Data records
###
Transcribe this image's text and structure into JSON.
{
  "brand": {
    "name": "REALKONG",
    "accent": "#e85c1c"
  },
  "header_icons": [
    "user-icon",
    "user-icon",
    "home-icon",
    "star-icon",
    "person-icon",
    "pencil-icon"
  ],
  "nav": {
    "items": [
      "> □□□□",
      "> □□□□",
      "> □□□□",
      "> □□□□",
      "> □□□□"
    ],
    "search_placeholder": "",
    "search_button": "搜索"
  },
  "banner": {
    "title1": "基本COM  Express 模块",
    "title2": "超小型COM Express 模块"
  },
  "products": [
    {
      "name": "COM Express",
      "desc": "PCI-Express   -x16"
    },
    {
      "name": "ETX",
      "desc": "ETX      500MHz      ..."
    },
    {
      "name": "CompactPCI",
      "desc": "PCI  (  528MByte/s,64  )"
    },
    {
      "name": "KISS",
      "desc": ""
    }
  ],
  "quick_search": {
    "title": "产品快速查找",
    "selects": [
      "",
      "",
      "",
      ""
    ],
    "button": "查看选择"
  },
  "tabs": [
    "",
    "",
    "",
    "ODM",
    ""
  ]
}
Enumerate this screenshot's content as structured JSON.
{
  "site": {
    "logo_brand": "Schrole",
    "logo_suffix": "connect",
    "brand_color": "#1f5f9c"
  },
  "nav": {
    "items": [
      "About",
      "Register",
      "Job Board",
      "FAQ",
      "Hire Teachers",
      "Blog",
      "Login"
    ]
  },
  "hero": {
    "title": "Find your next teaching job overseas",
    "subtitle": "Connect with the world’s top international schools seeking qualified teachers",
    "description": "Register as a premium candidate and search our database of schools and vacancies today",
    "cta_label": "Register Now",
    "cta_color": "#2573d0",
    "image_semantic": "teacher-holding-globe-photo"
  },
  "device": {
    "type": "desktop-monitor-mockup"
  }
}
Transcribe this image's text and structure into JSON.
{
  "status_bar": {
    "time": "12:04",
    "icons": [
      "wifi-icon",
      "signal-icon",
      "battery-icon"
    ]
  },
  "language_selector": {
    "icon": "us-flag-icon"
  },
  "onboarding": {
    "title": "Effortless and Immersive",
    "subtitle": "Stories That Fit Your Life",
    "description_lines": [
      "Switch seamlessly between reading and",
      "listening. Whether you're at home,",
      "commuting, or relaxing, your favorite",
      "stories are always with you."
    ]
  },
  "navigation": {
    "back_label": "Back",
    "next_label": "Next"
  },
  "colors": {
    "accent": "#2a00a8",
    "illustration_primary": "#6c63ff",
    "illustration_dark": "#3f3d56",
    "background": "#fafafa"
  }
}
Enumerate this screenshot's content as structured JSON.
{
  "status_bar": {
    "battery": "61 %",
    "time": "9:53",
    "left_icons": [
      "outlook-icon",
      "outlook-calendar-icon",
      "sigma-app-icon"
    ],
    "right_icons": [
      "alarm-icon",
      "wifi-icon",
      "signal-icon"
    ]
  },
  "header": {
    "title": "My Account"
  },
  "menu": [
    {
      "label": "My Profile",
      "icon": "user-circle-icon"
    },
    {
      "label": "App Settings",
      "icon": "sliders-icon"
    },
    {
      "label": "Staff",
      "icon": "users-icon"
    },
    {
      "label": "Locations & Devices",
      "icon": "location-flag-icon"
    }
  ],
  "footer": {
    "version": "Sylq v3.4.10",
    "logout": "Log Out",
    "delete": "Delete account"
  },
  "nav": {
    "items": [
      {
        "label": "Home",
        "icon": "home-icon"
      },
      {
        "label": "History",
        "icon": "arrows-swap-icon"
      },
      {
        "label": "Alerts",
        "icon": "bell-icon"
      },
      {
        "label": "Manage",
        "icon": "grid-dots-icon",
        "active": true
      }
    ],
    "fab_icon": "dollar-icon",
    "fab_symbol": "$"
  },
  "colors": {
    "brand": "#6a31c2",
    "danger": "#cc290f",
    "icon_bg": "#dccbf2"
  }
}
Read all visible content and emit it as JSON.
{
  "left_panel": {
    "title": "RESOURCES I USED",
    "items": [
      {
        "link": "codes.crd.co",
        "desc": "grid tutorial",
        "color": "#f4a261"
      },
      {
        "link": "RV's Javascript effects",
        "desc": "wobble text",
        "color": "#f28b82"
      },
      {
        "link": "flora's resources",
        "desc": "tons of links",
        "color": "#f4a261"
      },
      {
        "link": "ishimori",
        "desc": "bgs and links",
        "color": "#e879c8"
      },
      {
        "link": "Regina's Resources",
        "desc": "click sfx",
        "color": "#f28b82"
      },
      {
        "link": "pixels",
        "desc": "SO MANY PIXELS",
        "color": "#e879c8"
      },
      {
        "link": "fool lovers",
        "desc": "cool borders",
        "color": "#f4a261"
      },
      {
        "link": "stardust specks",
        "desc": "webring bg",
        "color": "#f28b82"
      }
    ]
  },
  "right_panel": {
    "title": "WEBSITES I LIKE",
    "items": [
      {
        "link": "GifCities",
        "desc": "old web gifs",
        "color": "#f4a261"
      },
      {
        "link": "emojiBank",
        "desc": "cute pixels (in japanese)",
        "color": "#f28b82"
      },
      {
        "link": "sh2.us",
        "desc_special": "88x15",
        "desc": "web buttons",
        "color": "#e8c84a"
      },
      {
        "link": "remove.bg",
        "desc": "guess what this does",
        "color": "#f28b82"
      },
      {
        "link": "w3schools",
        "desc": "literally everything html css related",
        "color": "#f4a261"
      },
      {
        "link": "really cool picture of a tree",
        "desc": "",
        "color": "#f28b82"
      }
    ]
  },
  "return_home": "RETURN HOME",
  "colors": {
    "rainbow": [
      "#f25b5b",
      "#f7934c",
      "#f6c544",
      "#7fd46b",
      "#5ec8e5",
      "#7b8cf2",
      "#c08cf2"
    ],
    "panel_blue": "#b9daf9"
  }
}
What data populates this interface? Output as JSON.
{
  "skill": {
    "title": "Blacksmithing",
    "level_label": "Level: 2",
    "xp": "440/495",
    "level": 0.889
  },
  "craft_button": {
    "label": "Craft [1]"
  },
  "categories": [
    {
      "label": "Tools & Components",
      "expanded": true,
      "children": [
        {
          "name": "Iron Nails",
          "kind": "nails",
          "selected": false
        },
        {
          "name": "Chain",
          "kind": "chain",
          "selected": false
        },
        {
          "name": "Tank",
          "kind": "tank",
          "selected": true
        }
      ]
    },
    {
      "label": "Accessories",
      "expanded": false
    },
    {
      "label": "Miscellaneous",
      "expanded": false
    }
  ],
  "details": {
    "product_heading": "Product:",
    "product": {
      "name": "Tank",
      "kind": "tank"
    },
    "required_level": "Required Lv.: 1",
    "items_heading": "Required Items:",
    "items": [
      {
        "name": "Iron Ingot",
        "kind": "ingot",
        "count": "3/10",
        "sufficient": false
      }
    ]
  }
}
###
Return all the data exactly as given.

Expected answer:
Transcribe this image's text and structure into JSON.
{
  "brand": {
    "name": "REALKONG",
    "accent": "#e85c1c"
  },
  "header_icons": [
    "user-icon",
    "user-icon",
    "home-icon",
    "star-icon",
    "person-icon",
    "pencil-icon"
  ],
  "nav": {
    "items": [
      "> □□□□",
      "> □□□□",
      "> □□□□",
      "> □□□□",
      "> □□□□"
    ],
    "search_placeholder": "",
    "search_button": "搜索"
  },
  "banner": {
    "title1": "基本COM  Express 模块",
    "title2": "超小型COM Express 模块"
  },
  "products": [
    {
      "name": "COM Express",
      "desc": "PCI-Express   -x16"
    },
    {
      "name": "ETX",
      "desc": "ETX      500MHz      ..."
    },
    {
      "name": "CompactPCI",
      "desc": "PCI  (  528MByte/s,64  )"
    },
    {
      "name": "KISS",
      "desc": ""
    }
  ],
  "quick_search": {
    "title": "产品快速查找",
    "selects": [
      "",
      "",
      "",
      ""
    ],
    "button": "查看选择"
  },
  "tabs": [
    "",
    "",
    "",
    "ODM",
    ""
  ]
}
Enumerate this screenshot's content as structured JSON.
{
  "site": {
    "logo_brand": "Schrole",
    "logo_suffix": "connect",
    "brand_color": "#1f5f9c"
  },
  "nav": {
    "items": [
      "About",
      "Register",
      "Job Board",
      "FAQ",
      "Hire Teachers",
      "Blog",
      "Login"
    ]
  },
  "hero": {
    "title": "Find your next teaching job overseas",
    "subtitle": "Connect with the world’s top international schools seeking qualified teachers",
    "description": "Register as a premium candidate and search our database of schools and vacancies today",
    "cta_label": "Register Now",
    "cta_color": "#2573d0",
    "image_semantic": "teacher-holding-globe-photo"
  },
  "device": {
    "type": "desktop-monitor-mockup"
  }
}
Transcribe this image's text and structure into JSON.
{
  "status_bar": {
    "time": "12:04",
    "icons": [
      "wifi-icon",
      "signal-icon",
      "battery-icon"
    ]
  },
  "language_selector": {
    "icon": "us-flag-icon"
  },
  "onboarding": {
    "title": "Effortless and Immersive",
    "subtitle": "Stories That Fit Your Life",
    "description_lines": [
      "Switch seamlessly between reading and",
      "listening. Whether you're at home,",
      "commuting, or relaxing, your favorite",
      "stories are always with you."
    ]
  },
  "navigation": {
    "back_label": "Back",
    "next_label": "Next"
  },
  "colors": {
    "accent": "#2a00a8",
    "illustration_primary": "#6c63ff",
    "illustration_dark": "#3f3d56",
    "background": "#fafafa"
  }
}
Enumerate this screenshot's content as structured JSON.
{
  "status_bar": {
    "battery": "61 %",
    "time": "9:53",
    "left_icons": [
      "outlook-icon",
      "outlook-calendar-icon",
      "sigma-app-icon"
    ],
    "right_icons": [
      "alarm-icon",
      "wifi-icon",
      "signal-icon"
    ]
  },
  "header": {
    "title": "My Account"
  },
  "menu": [
    {
      "label": "My Profile",
      "icon": "user-circle-icon"
    },
    {
      "label": "App Settings",
      "icon": "sliders-icon"
    },
    {
      "label": "Staff",
      "icon": "users-icon"
    },
    {
      "label": "Locations & Devices",
      "icon": "location-flag-icon"
    }
  ],
  "footer": {
    "version": "Sylq v3.4.10",
    "logout": "Log Out",
    "delete": "Delete account"
  },
  "nav": {
    "items": [
      {
        "label": "Home",
        "icon": "home-icon"
      },
      {
        "label": "History",
        "icon": "arrows-swap-icon"
      },
      {
        "label": "Alerts",
        "icon": "bell-icon"
      },
      {
        "label": "Manage",
        "icon": "grid-dots-icon",
        "active": true
      }
    ],
    "fab_icon": "dollar-icon",
    "fab_symbol": "$"
  },
  "colors": {
    "brand": "#6a31c2",
    "danger": "#cc290f",
    "icon_bg": "#dccbf2"
  }
}
Read all visible content and emit it as JSON.
{
  "left_panel": {
    "title": "RESOURCES I USED",
    "items": [
      {
        "link": "codes.crd.co",
        "desc": "grid tutorial",
        "color": "#f4a261"
      },
      {
        "link": "RV's Javascript effects",
        "desc": "wobble text",
        "color": "#f28b82"
      },
      {
        "link": "flora's resources",
        "desc": "tons of links",
        "color": "#f4a261"
      },
      {
        "link": "ishimori",
        "desc": "bgs and links",
        "color": "#e879c8"
      },
      {
        "link": "Regina's Resources",
        "desc": "click sfx",
        "color": "#f28b82"
      },
      {
        "link": "pixels",
        "desc": "SO MANY PIXELS",
        "color": "#e879c8"
      },
      {
        "link": "fool lovers",
        "desc": "cool borders",
        "color": "#f4a261"
      },
      {
        "link": "stardust specks",
        "desc": "webring bg",
        "color": "#f28b82"
      }
    ]
  },
  "right_panel": {
    "title": "WEBSITES I LIKE",
    "items": [
      {
        "link": "GifCities",
        "desc": "old web gifs",
        "color": "#f4a261"
      },
      {
        "link": "emojiBank",
        "desc": "cute pixels (in japanese)",
        "color": "#f28b82"
      },
      {
        "link": "sh2.us",
        "desc_special": "88x15",
        "desc": "web buttons",
        "color": "#e8c84a"
      },
      {
        "link": "remove.bg",
        "desc": "guess what this does",
        "color": "#f28b82"
      },
      {
        "link": "w3schools",
        "desc": "literally everything html css related",
        "color": "#f4a261"
      },
      {
        "link": "really cool picture of a tree",
        "desc": "",
        "color": "#f28b82"
      }
    ]
  },
  "return_home": "RETURN HOME",
  "colors": {
    "rainbow": [
      "#f25b5b",
      "#f7934c",
      "#f6c544",
      "#7fd46b",
      "#5ec8e5",
      "#7b8cf2",
      "#c08cf2"
    ],
    "panel_blue": "#b9daf9"
  }
}
What data populates this interface? Output as JSON.
{
  "skill": {
    "title": "Blacksmithing",
    "level_label": "Level: 2",
    "xp": "440/495",
    "level": 0.889
  },
  "craft_button": {
    "label": "Craft [1]"
  },
  "categories": [
    {
      "label": "Tools & Components",
      "expanded": true,
      "children": [
        {
          "name": "Iron Nails",
          "kind": "nails",
          "selected": false
        },
        {
          "name": "Chain",
          "kind": "chain",
          "selected": false
        },
        {
          "name": "Tank",
          "kind": "tank",
          "selected": true
        }
      ]
    },
    {
      "label": "Accessories",
      "expanded": false
    },
    {
      "label": "Miscellaneous",
      "expanded": false
    }
  ],
  "details": {
    "product_heading": "Product:",
    "product": {
      "name": "Tank",
      "kind": "tank"
    },
    "required_level": "Required Lv.: 1",
    "items_heading": "Required Items:",
    "items": [
      {
        "name": "Iron Ingot",
        "kind": "ingot",
        "count": "3/10",
        "sufficient": false
      }
    ]
  }
}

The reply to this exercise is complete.